[START]

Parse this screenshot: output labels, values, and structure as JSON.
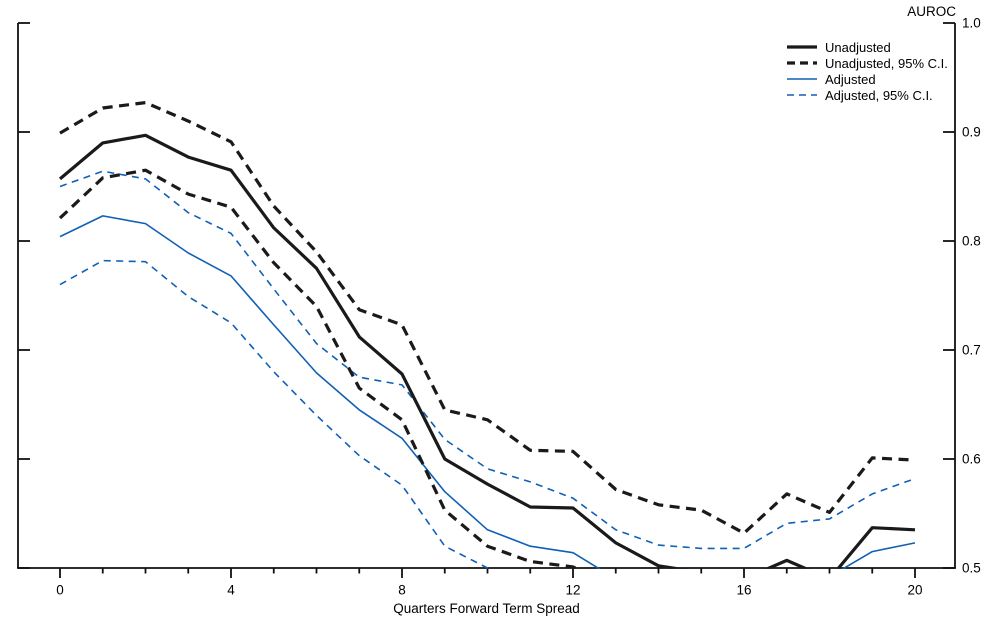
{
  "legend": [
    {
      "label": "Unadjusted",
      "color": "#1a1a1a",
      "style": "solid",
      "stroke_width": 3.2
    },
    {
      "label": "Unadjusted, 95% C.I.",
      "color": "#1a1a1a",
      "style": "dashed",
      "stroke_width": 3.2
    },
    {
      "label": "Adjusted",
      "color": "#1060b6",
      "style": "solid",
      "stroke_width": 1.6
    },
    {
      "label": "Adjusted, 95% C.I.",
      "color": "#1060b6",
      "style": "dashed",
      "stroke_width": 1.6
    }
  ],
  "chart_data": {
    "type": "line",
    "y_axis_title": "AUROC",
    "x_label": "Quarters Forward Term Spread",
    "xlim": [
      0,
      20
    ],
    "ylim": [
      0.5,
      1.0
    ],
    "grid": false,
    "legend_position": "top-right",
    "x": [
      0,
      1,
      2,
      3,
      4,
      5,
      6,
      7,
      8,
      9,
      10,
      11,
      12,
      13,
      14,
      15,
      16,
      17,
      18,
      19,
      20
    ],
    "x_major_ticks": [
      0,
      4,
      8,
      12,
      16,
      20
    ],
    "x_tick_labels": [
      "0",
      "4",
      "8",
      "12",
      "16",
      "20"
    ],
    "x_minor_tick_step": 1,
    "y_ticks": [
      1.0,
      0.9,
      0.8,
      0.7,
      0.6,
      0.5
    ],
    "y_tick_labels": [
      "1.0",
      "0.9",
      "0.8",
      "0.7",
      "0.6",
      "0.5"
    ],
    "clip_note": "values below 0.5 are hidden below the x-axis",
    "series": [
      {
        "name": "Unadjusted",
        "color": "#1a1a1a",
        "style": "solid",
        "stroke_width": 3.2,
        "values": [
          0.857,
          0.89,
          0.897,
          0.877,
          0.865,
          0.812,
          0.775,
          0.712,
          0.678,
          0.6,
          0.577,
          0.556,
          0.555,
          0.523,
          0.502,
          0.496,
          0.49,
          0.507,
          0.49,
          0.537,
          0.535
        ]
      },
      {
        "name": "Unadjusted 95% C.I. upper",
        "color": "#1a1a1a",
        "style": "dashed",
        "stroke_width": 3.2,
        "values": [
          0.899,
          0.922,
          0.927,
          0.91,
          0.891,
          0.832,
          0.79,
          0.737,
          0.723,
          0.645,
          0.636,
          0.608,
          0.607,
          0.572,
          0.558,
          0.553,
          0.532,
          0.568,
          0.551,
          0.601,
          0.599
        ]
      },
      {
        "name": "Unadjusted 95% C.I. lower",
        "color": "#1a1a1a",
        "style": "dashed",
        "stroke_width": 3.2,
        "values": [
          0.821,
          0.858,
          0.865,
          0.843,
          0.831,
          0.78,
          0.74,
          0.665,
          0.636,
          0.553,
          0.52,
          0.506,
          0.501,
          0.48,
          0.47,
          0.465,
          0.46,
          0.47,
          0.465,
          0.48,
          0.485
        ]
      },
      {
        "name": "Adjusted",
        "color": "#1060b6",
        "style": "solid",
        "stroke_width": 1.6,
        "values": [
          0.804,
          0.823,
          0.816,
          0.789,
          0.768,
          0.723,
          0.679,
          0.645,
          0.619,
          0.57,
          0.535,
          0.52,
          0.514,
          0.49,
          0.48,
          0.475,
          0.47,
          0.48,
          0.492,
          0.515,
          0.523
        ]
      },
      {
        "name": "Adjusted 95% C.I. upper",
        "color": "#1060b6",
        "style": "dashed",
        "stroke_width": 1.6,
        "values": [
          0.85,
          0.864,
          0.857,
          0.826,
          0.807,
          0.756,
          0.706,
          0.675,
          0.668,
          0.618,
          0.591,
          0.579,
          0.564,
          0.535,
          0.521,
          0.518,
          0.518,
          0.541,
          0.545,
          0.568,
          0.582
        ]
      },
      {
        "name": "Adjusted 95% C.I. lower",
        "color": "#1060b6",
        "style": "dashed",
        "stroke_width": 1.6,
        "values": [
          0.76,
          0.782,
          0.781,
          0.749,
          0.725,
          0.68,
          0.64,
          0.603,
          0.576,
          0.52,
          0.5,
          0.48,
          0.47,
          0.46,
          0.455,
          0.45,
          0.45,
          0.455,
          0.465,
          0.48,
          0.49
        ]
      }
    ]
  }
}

[END]
[START]

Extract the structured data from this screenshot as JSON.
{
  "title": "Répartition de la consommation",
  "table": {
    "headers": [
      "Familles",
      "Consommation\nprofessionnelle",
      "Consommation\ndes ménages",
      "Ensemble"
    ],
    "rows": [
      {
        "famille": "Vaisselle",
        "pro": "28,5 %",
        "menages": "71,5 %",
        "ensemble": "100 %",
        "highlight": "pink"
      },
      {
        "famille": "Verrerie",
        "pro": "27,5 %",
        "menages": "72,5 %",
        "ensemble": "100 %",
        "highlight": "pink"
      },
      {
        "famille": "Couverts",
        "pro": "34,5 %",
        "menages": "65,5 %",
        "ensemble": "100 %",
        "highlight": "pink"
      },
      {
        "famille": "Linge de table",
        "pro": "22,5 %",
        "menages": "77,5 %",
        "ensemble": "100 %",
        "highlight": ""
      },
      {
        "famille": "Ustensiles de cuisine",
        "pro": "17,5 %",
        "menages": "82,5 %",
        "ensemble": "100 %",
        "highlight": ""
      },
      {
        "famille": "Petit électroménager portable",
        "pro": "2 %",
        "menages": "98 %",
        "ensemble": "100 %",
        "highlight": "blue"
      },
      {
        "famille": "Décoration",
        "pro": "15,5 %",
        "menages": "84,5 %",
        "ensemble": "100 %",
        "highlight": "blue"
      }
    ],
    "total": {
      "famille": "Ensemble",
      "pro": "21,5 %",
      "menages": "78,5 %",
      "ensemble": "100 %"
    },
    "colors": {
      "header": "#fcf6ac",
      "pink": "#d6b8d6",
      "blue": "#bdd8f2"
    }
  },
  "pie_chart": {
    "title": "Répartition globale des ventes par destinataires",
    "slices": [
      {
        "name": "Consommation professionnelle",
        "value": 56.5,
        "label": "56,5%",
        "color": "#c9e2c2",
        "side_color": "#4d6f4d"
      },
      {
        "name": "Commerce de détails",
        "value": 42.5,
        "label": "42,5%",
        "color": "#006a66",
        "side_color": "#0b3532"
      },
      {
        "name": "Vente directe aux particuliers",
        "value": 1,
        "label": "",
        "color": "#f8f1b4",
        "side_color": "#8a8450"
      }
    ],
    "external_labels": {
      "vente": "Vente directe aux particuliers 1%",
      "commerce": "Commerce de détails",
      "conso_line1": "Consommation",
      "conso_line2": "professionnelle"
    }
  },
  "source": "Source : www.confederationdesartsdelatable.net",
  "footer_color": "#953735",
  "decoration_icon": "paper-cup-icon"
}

[END]

TASK STATEMENT –
Your answer should be a single number: the count of lines in the data that include the word "Commerce".

RESULT FOR THIS EXERCISE –
2